**PROBLEM TO WORK ON**. Reproduce each line bearing the word "оросителя".

**ENTRIES**.
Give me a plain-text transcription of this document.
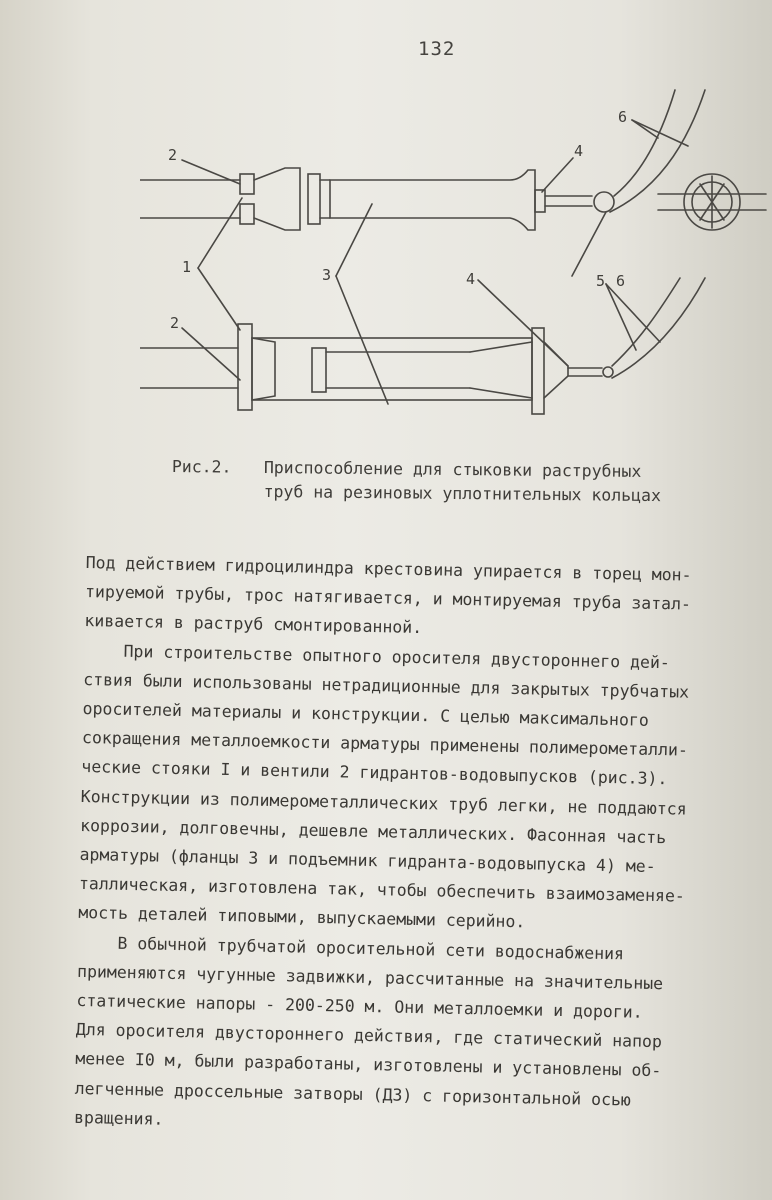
132
2
1
2
3
4
4	5
6
6
Рис.2. Приспособление для стыковки раструбных
труб на резиновых уплотнительных кольцах
Под действием гидроцилиндра крестовина упирается в торец мон-
тируемой трубы, трос натягивается, и монтируемая труба затал-
кивается в раструб смонтированной.
При строительстве опытного оросителя двустороннего дей-
ствия были использованы нетрадиционные для закрытых трубчатых
оросителей материалы и конструкции. С целью максимального
сокращения металлоемкости арматуры применены полимерометалли-
ческие стояки I и вентили 2 гидрантов-водовыпусков (рис.3).
Конструкции из полимерометаллических труб легки, не поддаются
коррозии, долговечны, дешевле металлических. Фасонная часть
арматуры (фланцы 3 и подъемник гидранта-водовыпуска 4) ме-
таллическая, изготовлена так, чтобы обеспечить взаимозаменяе-
мость деталей типовыми, выпускаемыми серийно.
В обычной трубчатой оросительной сети водоснабжения
применяются чугунные задвижки, рассчитанные на значительные
статические напоры - 200-250 м. Они металлоемки и дороги.
Для оросителя двустороннего действия, где статический напор
менее I0 м, были разработаны, изготовлены и установлены об-
легченные дроссельные затворы (ДЗ) с горизонтальной осью
вращения.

**WRITTEN ANSWER**.
При строительстве опытного оросителя двустороннего дей-
Для оросителя двустороннего действия, где статический напор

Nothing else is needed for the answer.